## WRITTEN EXERCISE:
Keep only those lines of the records that include the string "described".

(Raw records)
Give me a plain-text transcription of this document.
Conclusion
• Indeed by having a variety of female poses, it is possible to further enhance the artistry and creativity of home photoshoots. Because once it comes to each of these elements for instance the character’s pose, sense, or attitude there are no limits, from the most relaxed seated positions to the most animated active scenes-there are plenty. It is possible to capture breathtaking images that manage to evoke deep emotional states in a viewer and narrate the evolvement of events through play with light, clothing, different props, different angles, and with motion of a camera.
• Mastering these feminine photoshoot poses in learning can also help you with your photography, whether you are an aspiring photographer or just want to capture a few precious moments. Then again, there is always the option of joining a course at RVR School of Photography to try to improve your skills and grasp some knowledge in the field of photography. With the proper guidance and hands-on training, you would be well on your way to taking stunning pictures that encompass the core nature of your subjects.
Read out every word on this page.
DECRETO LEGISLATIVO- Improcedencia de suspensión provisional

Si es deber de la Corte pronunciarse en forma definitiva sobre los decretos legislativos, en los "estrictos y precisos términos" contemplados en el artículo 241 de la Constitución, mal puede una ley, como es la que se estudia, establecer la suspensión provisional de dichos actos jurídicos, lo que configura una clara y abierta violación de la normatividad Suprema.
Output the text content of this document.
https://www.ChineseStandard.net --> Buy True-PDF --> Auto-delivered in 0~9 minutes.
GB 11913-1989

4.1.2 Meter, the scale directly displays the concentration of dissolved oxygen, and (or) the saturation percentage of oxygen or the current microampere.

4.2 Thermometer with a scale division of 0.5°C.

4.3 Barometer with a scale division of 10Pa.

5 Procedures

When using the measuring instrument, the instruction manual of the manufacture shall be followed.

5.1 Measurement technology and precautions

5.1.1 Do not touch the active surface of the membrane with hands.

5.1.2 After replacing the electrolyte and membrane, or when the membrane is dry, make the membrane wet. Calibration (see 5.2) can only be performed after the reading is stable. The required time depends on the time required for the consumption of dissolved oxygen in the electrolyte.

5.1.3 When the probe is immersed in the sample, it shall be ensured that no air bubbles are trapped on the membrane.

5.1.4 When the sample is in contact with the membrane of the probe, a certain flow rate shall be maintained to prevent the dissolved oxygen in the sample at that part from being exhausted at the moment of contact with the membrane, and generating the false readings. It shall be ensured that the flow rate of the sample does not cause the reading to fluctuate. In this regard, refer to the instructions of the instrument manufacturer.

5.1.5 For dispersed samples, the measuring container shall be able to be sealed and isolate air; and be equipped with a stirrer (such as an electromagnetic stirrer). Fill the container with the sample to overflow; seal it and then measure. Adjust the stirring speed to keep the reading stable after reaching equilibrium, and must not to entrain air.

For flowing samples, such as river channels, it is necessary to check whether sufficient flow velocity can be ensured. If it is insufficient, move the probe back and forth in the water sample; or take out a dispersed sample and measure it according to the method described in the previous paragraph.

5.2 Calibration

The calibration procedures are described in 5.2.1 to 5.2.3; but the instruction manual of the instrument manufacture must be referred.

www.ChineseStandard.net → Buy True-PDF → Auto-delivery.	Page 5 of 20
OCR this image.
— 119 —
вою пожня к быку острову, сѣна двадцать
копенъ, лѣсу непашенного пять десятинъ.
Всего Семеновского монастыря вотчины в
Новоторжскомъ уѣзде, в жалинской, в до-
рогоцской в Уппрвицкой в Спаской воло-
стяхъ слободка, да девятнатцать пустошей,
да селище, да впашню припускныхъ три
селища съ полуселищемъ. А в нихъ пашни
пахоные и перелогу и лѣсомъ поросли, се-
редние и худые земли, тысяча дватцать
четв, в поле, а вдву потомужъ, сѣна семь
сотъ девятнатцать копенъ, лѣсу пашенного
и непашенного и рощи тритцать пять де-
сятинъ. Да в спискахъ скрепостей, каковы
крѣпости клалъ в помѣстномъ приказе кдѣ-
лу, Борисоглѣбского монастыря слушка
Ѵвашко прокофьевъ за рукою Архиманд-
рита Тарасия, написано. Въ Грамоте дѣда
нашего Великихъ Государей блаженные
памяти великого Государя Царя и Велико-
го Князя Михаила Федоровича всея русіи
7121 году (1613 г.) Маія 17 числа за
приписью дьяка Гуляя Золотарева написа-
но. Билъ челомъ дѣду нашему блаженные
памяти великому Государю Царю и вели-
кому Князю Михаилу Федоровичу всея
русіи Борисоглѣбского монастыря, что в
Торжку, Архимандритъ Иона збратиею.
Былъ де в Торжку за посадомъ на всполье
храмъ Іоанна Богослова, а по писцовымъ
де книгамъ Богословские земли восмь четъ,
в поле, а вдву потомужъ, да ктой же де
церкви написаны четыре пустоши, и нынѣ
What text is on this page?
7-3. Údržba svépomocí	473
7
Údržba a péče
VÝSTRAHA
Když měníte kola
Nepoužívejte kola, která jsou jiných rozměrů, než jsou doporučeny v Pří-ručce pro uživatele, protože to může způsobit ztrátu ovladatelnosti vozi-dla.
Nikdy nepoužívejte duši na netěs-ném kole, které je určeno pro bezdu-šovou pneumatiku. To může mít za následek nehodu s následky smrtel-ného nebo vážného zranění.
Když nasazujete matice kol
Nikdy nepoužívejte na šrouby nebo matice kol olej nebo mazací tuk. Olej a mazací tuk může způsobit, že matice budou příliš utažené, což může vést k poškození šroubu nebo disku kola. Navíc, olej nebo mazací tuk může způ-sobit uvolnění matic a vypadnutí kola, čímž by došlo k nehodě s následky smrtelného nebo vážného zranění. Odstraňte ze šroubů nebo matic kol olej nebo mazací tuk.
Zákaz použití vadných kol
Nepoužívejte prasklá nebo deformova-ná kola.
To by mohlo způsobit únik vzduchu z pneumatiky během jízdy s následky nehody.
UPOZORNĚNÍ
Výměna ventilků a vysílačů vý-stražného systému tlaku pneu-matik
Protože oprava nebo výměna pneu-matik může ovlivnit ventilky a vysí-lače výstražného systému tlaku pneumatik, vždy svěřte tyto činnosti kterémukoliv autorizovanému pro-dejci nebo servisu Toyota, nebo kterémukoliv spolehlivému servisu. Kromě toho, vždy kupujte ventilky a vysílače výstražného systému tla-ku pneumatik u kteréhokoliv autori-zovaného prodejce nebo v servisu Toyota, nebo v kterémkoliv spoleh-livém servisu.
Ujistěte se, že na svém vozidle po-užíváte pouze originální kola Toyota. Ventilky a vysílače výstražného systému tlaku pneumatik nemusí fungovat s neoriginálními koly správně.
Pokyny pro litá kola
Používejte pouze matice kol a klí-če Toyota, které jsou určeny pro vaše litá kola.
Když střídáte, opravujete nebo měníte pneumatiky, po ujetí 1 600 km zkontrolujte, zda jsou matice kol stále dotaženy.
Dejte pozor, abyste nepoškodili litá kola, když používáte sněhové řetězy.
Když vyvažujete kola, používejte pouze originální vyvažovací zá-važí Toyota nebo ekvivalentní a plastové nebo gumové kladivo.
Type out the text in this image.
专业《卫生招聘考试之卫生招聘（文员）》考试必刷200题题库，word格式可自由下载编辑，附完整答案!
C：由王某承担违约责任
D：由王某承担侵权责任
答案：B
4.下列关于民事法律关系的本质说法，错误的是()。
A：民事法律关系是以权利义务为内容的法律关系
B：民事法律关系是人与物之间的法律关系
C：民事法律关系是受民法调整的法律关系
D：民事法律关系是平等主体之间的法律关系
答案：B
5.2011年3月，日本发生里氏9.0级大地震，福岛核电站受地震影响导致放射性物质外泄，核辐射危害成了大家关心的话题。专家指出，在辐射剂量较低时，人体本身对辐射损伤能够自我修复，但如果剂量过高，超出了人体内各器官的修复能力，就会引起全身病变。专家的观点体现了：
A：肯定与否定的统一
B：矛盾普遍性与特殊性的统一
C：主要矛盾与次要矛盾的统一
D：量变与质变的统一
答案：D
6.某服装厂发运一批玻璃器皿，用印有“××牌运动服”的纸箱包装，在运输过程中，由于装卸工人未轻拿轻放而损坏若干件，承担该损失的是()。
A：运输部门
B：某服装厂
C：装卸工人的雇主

## ANSWER TO THE PROBLEM:
For flowing samples, such as river channels, it is necessary to check whether sufficient flow velocity can be ensured. If it is insufficient, move the probe back and forth in the water sample; or take out a dispersed sample and measure it according to the method described in the previous paragraph.
The calibration procedures are described in 5.2.1 to 5.2.3; but the instruction manual of the instrument manufacture must be referred.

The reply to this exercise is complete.